→ **Problem details**
Give the data below again exactly as it stands. Omit the pictures.

→ **Task material**
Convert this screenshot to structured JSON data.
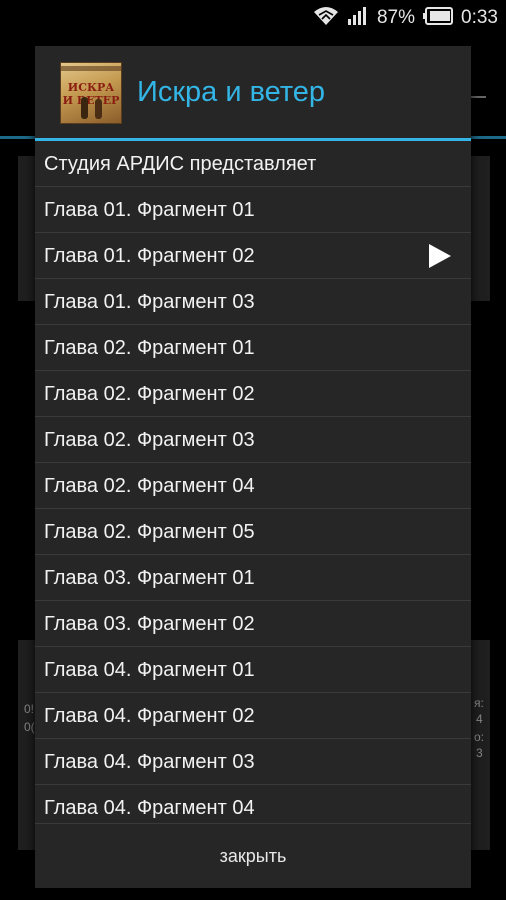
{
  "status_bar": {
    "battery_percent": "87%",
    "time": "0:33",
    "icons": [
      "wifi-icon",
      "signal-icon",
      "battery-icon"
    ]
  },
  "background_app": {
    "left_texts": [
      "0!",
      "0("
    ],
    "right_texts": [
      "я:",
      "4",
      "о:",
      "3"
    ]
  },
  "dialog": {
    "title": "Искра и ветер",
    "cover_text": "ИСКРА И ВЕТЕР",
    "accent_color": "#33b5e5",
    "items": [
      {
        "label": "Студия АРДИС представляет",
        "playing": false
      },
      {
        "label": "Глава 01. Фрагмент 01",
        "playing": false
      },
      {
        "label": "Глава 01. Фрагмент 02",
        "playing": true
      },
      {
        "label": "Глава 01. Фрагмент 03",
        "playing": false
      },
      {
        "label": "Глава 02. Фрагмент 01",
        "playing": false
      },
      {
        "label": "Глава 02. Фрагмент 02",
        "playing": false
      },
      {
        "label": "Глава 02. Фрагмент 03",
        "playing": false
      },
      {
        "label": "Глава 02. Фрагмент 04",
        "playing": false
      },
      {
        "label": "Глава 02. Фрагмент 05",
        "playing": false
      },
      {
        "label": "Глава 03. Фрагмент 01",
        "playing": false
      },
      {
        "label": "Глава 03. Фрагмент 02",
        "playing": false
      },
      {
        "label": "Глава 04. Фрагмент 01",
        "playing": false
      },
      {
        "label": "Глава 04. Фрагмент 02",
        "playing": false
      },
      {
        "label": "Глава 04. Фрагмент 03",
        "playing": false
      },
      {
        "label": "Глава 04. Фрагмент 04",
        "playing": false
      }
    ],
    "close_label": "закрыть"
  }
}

→ **The output**
Convert this screenshot to structured JSON data.
{
  "status_bar": {
    "battery_percent": "87%",
    "time": "0:33",
    "icons": [
      "wifi-icon",
      "signal-icon",
      "battery-icon"
    ]
  },
  "background_app": {
    "left_texts": [
      "0!",
      "0("
    ],
    "right_texts": [
      "я:",
      "4",
      "о:",
      "3"
    ]
  },
  "dialog": {
    "title": "Искра и ветер",
    "cover_text": "ИСКРА И ВЕТЕР",
    "accent_color": "#33b5e5",
    "items": [
      {
        "label": "Студия АРДИС представляет",
        "playing": false
      },
      {
        "label": "Глава 01. Фрагмент 01",
        "playing": false
      },
      {
        "label": "Глава 01. Фрагмент 02",
        "playing": true
      },
      {
        "label": "Глава 01. Фрагмент 03",
        "playing": false
      },
      {
        "label": "Глава 02. Фрагмент 01",
        "playing": false
      },
      {
        "label": "Глава 02. Фрагмент 02",
        "playing": false
      },
      {
        "label": "Глава 02. Фрагмент 03",
        "playing": false
      },
      {
        "label": "Глава 02. Фрагмент 04",
        "playing": false
      },
      {
        "label": "Глава 02. Фрагмент 05",
        "playing": false
      },
      {
        "label": "Глава 03. Фрагмент 01",
        "playing": false
      },
      {
        "label": "Глава 03. Фрагмент 02",
        "playing": false
      },
      {
        "label": "Глава 04. Фрагмент 01",
        "playing": false
      },
      {
        "label": "Глава 04. Фрагмент 02",
        "playing": false
      },
      {
        "label": "Глава 04. Фрагмент 03",
        "playing": false
      },
      {
        "label": "Глава 04. Фрагмент 04",
        "playing": false
      }
    ],
    "close_label": "закрыть"
  }
}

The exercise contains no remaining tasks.